* _What you are asked to do_:
Give the material again in full, matching it exactly.
** Begin Provided data **
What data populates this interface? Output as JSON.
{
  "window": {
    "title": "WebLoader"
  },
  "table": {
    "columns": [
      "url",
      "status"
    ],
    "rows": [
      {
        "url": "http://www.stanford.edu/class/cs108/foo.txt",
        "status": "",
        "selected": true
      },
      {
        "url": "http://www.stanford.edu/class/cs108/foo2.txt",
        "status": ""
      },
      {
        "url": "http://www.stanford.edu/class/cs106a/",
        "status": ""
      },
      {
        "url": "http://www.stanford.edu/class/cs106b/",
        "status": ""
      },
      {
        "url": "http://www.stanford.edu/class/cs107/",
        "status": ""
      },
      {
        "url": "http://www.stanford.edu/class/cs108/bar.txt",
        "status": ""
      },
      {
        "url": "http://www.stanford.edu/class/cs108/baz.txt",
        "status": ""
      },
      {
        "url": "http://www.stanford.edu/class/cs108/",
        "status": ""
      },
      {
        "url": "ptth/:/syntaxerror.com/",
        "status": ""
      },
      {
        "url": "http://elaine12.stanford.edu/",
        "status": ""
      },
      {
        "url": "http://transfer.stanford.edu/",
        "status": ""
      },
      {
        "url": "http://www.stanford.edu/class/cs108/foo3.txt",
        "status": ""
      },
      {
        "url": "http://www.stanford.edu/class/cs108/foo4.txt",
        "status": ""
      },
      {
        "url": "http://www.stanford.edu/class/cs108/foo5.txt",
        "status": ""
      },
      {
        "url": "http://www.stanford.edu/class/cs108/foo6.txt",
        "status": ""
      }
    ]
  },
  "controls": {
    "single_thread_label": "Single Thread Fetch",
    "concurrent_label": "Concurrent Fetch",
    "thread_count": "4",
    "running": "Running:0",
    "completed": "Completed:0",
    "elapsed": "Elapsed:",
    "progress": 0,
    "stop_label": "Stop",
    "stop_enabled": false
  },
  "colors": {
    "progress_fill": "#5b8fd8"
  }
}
** End Provided data **
* _Exercise output_:
What data populates this interface? Output as JSON.
{
  "window": {
    "title": "WebLoader"
  },
  "table": {
    "columns": [
      "url",
      "status"
    ],
    "rows": [
      {
        "url": "http://www.stanford.edu/class/cs108/foo.txt",
        "status": "",
        "selected": true
      },
      {
        "url": "http://www.stanford.edu/class/cs108/foo2.txt",
        "status": ""
      },
      {
        "url": "http://www.stanford.edu/class/cs106a/",
        "status": ""
      },
      {
        "url": "http://www.stanford.edu/class/cs106b/",
        "status": ""
      },
      {
        "url": "http://www.stanford.edu/class/cs107/",
        "status": ""
      },
      {
        "url": "http://www.stanford.edu/class/cs108/bar.txt",
        "status": ""
      },
      {
        "url": "http://www.stanford.edu/class/cs108/baz.txt",
        "status": ""
      },
      {
        "url": "http://www.stanford.edu/class/cs108/",
        "status": ""
      },
      {
        "url": "ptth/:/syntaxerror.com/",
        "status": ""
      },
      {
        "url": "http://elaine12.stanford.edu/",
        "status": ""
      },
      {
        "url": "http://transfer.stanford.edu/",
        "status": ""
      },
      {
        "url": "http://www.stanford.edu/class/cs108/foo3.txt",
        "status": ""
      },
      {
        "url": "http://www.stanford.edu/class/cs108/foo4.txt",
        "status": ""
      },
      {
        "url": "http://www.stanford.edu/class/cs108/foo5.txt",
        "status": ""
      },
      {
        "url": "http://www.stanford.edu/class/cs108/foo6.txt",
        "status": ""
      }
    ]
  },
  "controls": {
    "single_thread_label": "Single Thread Fetch",
    "concurrent_label": "Concurrent Fetch",
    "thread_count": "4",
    "running": "Running:0",
    "completed": "Completed:0",
    "elapsed": "Elapsed:",
    "progress": 0,
    "stop_label": "Stop",
    "stop_enabled": false
  },
  "colors": {
    "progress_fill": "#5b8fd8"
  }
}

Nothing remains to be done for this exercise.